TASK INSTRUCTIONS:
Lift out each line of the data that holds "haqida".

LISTING:
·····

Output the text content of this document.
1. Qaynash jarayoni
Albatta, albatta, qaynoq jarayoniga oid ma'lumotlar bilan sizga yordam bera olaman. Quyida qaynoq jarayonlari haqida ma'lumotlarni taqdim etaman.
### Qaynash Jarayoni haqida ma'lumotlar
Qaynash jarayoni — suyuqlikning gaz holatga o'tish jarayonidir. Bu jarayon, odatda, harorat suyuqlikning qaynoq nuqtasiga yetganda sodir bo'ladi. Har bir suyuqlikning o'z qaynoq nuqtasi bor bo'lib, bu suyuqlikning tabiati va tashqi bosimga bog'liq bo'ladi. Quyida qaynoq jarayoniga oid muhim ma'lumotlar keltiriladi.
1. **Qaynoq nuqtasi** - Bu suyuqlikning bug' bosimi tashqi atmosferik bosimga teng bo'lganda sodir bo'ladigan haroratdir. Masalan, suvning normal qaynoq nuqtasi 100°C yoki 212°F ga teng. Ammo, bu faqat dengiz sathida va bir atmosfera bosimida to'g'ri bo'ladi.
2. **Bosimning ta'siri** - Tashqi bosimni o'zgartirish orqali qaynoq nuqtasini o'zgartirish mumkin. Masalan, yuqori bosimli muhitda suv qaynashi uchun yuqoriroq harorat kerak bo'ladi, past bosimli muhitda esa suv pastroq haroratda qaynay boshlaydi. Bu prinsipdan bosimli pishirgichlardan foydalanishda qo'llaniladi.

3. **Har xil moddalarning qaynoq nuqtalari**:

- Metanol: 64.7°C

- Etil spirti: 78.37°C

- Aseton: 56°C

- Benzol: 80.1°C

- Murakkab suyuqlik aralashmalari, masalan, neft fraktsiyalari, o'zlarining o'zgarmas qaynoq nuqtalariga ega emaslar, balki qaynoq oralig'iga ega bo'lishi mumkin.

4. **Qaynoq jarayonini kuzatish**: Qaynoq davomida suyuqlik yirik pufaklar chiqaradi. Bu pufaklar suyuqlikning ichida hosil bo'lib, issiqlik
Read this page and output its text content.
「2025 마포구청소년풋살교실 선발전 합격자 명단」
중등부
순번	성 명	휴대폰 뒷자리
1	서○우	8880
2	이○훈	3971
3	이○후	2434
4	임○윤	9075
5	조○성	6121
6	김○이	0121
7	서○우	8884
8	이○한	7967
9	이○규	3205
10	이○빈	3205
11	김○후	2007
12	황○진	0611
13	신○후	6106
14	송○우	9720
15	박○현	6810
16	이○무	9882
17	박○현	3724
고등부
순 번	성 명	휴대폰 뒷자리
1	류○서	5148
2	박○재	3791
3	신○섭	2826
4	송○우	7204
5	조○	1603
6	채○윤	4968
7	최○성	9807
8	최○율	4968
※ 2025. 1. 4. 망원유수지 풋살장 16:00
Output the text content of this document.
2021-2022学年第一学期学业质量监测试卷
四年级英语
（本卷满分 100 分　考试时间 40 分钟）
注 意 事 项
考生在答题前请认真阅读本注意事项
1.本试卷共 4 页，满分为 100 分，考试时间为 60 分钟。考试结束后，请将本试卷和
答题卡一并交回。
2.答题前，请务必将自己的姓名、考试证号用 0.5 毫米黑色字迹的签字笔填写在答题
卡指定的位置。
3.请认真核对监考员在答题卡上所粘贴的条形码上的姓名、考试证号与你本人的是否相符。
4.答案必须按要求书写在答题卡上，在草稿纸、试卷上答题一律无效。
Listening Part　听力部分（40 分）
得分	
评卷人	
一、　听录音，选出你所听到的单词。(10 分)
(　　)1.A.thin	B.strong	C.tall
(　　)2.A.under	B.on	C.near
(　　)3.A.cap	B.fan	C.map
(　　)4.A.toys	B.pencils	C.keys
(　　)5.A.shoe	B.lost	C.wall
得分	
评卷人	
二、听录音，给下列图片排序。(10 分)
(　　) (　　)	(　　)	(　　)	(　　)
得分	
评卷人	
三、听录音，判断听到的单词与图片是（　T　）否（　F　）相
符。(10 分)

·····

WRITTEN RESPONSE:
Albatta, albatta, qaynoq jarayoniga oid ma'lumotlar bilan sizga yordam bera olaman. Quyida qaynoq jarayonlari haqida ma'lumotlarni taqdim etaman.
### Qaynash Jarayoni haqida ma'lumotlar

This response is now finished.